Convert every line of the records below into a JSON list of strings, one string per line, with blank lines omitted.

## start DATA TO USE

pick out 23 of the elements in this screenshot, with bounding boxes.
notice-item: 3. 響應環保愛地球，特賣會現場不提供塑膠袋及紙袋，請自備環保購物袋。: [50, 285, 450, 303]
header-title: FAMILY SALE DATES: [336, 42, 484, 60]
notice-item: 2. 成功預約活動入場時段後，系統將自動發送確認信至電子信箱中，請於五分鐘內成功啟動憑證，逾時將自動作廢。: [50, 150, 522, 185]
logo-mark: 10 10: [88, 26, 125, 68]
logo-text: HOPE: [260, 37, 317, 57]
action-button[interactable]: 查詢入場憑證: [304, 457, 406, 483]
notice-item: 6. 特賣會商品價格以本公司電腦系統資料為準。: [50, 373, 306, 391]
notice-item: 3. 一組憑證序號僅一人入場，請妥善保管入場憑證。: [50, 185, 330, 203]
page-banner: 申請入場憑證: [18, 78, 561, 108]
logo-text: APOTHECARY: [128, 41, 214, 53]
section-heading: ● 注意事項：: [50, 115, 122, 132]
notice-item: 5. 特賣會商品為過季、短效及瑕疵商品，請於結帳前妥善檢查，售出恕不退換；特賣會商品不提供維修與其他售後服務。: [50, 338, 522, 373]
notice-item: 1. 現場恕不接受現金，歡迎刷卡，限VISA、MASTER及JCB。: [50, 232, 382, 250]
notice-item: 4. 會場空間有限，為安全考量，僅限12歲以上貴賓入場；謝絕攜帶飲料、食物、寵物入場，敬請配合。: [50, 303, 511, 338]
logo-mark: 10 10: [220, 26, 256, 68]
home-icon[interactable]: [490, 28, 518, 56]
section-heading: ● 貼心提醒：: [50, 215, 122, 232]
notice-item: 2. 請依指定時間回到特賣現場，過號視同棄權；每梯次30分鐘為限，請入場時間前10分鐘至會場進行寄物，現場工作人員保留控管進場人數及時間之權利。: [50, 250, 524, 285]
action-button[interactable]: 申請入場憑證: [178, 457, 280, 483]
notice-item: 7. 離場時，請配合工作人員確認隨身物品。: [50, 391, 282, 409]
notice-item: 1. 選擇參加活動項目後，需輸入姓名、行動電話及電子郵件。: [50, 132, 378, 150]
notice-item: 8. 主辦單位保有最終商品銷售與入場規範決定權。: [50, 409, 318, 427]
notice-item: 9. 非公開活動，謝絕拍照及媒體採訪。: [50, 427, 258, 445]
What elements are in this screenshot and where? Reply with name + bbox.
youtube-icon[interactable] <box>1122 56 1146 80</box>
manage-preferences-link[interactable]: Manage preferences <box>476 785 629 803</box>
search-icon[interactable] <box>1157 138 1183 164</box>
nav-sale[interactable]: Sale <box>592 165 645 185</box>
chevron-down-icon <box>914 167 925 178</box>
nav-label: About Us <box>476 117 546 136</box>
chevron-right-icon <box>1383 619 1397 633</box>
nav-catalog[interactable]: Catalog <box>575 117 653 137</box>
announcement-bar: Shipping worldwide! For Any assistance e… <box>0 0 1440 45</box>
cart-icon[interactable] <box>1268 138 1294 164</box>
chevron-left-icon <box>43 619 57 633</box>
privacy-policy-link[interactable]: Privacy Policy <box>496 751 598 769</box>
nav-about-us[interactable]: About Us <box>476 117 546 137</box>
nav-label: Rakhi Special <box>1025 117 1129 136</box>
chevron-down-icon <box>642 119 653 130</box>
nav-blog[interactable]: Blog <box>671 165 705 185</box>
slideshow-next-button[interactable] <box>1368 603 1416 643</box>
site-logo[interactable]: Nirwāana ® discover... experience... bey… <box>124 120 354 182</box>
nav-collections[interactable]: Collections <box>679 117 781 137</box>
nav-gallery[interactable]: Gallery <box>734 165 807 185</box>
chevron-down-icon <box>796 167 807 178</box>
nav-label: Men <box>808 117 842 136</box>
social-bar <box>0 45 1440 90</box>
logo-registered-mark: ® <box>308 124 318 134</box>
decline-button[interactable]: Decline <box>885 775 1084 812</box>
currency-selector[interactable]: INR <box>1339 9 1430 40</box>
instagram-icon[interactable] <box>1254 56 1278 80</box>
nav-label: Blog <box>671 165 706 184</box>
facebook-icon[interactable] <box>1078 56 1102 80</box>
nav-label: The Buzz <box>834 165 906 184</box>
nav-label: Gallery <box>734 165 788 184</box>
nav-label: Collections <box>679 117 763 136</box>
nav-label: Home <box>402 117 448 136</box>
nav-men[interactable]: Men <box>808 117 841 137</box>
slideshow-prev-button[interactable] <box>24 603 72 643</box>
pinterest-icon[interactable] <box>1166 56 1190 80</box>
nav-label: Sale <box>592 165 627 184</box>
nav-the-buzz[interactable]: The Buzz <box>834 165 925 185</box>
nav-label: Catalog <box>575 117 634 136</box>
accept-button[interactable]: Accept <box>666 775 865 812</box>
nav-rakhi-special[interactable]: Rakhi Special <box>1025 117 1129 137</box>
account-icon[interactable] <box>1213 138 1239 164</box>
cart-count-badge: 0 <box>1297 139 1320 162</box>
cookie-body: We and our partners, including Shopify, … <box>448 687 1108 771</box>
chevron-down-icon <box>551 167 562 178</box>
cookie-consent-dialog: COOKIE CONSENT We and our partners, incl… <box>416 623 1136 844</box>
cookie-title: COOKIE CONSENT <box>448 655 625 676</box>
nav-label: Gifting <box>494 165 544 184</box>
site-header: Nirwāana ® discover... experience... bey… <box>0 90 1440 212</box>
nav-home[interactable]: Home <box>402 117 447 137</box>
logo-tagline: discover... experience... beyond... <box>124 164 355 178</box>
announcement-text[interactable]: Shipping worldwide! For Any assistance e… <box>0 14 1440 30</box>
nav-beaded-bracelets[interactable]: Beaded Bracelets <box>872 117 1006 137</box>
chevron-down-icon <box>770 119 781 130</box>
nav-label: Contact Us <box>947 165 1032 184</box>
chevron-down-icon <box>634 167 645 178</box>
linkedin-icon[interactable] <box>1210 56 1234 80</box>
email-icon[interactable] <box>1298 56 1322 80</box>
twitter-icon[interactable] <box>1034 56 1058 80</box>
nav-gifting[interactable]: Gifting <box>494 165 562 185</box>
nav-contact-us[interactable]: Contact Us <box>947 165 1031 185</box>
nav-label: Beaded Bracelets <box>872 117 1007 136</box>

## end DATA TO USE

RESPONSE:
[
  "pick out 23 of the elements in this screenshot, with bounding boxes.",
  "notice-item: 3. 響應環保愛地球，特賣會現場不提供塑膠袋及紙袋，請自備環保購物袋。: [50, 285, 450, 303]",
  "header-title: FAMILY SALE DATES: [336, 42, 484, 60]",
  "notice-item: 2. 成功預約活動入場時段後，系統將自動發送確認信至電子信箱中，請於五分鐘內成功啟動憑證，逾時將自動作廢。: [50, 150, 522, 185]",
  "logo-mark: 10 10: [88, 26, 125, 68]",
  "logo-text: HOPE: [260, 37, 317, 57]",
  "action-button[interactable]: 查詢入場憑證: [304, 457, 406, 483]",
  "notice-item: 6. 特賣會商品價格以本公司電腦系統資料為準。: [50, 373, 306, 391]",
  "notice-item: 3. 一組憑證序號僅一人入場，請妥善保管入場憑證。: [50, 185, 330, 203]",
  "page-banner: 申請入場憑證: [18, 78, 561, 108]",
  "logo-text: APOTHECARY: [128, 41, 214, 53]",
  "section-heading: ● 注意事項：: [50, 115, 122, 132]",
  "notice-item: 5. 特賣會商品為過季、短效及瑕疵商品，請於結帳前妥善檢查，售出恕不退換；特賣會商品不提供維修與其他售後服務。: [50, 338, 522, 373]",
  "notice-item: 1. 現場恕不接受現金，歡迎刷卡，限VISA、MASTER及JCB。: [50, 232, 382, 250]",
  "notice-item: 4. 會場空間有限，為安全考量，僅限12歲以上貴賓入場；謝絕攜帶飲料、食物、寵物入場，敬請配合。: [50, 303, 511, 338]",
  "logo-mark: 10 10: [220, 26, 256, 68]",
  "home-icon[interactable]: [490, 28, 518, 56]",
  "section-heading: ● 貼心提醒：: [50, 215, 122, 232]",
  "notice-item: 2. 請依指定時間回到特賣現場，過號視同棄權；每梯次30分鐘為限，請入場時間前10分鐘至會場進行寄物，現場工作人員保留控管進場人數及時間之權利。: [50, 250, 524, 285]",
  "action-button[interactable]: 申請入場憑證: [178, 457, 280, 483]",
  "notice-item: 7. 離場時，請配合工作人員確認隨身物品。: [50, 391, 282, 409]",
  "notice-item: 1. 選擇參加活動項目後，需輸入姓名、行動電話及電子郵件。: [50, 132, 378, 150]",
  "notice-item: 8. 主辦單位保有最終商品銷售與入場規範決定權。: [50, 409, 318, 427]",
  "notice-item: 9. 非公開活動，謝絕拍照及媒體採訪。: [50, 427, 258, 445]",
  "What elements are in this screenshot and where? Reply with name + bbox.",
  "youtube-icon[interactable] <box>1122 56 1146 80</box>",
  "manage-preferences-link[interactable]: Manage preferences <box>476 785 629 803</box>",
  "search-icon[interactable] <box>1157 138 1183 164</box>",
  "nav-sale[interactable]: Sale <box>592 165 645 185</box>",
  "chevron-down-icon <box>914 167 925 178</box>",
  "nav-label: About Us <box>476 117 546 136</box>",
  "chevron-right-icon <box>1383 619 1397 633</box>",
  "nav-catalog[interactable]: Catalog <box>575 117 653 137</box>",
  "announcement-bar: Shipping worldwide! For Any assistance e… <box>0 0 1440 45</box>",
  "cart-icon[interactable] <box>1268 138 1294 164</box>",
  "chevron-left-icon <box>43 619 57 633</box>",
  "privacy-policy-link[interactable]: Privacy Policy <box>496 751 598 769</box>",
  "nav-about-us[interactable]: About Us <box>476 117 546 137</box>",
  "nav-label: Rakhi Special <box>1025 117 1129 136</box>",
  "chevron-down-icon <box>642 119 653 130</box>",
  "nav-blog[interactable]: Blog <box>671 165 705 185</box>",
  "slideshow-next-button[interactable] <box>1368 603 1416 643</box>",
  "site-logo[interactable]: Nirwāana ® discover... experience... bey… <box>124 120 354 182</box>",
  "nav-collections[interactable]: Collections <box>679 117 781 137</box>",
  "nav-gallery[interactable]: Gallery <box>734 165 807 185</box>",
  "chevron-down-icon <box>796 167 807 178</box>",
  "nav-label: Men <box>808 117 842 136</box>",
  "social-bar <box>0 45 1440 90</box>",
  "logo-registered-mark: ® <box>308 124 318 134</box>",
  "decline-button[interactable]: Decline <box>885 775 1084 812</box>",
  "currency-selector[interactable]: INR <box>1339 9 1430 40</box>",
  "instagram-icon[interactable] <box>1254 56 1278 80</box>",
  "nav-label: Blog <box>671 165 706 184</box>",
  "facebook-icon[interactable] <box>1078 56 1102 80</box>",
  "nav-label: The Buzz <box>834 165 906 184</box>",
  "nav-label: Gallery <box>734 165 788 184</box>",
  "nav-label: Collections <box>679 117 763 136</box>",
  "nav-label: Home <box>402 117 448 136</box>",
  "nav-men[interactable]: Men <box>808 117 841 137</box>",
  "slideshow-prev-button[interactable] <box>24 603 72 643</box>",
  "pinterest-icon[interactable] <box>1166 56 1190 80</box>",
  "nav-label: Sale <box>592 165 627 184</box>",
  "nav-the-buzz[interactable]: The Buzz <box>834 165 925 185</box>",
  "nav-label: Catalog <box>575 117 634 136</box>",
  "accept-button[interactable]: Accept <box>666 775 865 812</box>",
  "nav-rakhi-special[interactable]: Rakhi Special <box>1025 117 1129 137</box>",
  "account-icon[interactable] <box>1213 138 1239 164</box>",
  "cart-count-badge: 0 <box>1297 139 1320 162</box>",
  "cookie-body: We and our partners, including Shopify, … <box>448 687 1108 771</box>",
  "chevron-down-icon <box>551 167 562 178</box>",
  "cookie-consent-dialog: COOKIE CONSENT We and our partners, incl… <box>416 623 1136 844</box>",
  "cookie-title: COOKIE CONSENT <box>448 655 625 676</box>",
  "nav-label: Gifting <box>494 165 544 184</box>",
  "site-header: Nirwāana ® discover... experience... bey… <box>0 90 1440 212</box>",
  "nav-home[interactable]: Home <box>402 117 447 137</box>",
  "logo-tagline: discover... experience... beyond... <box>124 164 355 178</box>",
  "announcement-text[interactable]: Shipping worldwide! For Any assistance e… <box>0 14 1440 30</box>",
  "nav-beaded-bracelets[interactable]: Beaded Bracelets <box>872 117 1006 137</box>",
  "chevron-down-icon <box>770 119 781 130</box>",
  "nav-label: Contact Us <box>947 165 1032 184</box>",
  "chevron-down-icon <box>634 167 645 178</box>",
  "linkedin-icon[interactable] <box>1210 56 1234 80</box>",
  "email-icon[interactable] <box>1298 56 1322 80</box>",
  "twitter-icon[interactable] <box>1034 56 1058 80</box>",
  "nav-gifting[interactable]: Gifting <box>494 165 562 185</box>",
  "nav-contact-us[interactable]: Contact Us <box>947 165 1031 185</box>",
  "nav-label: Beaded Bracelets <box>872 117 1007 136</box>"
]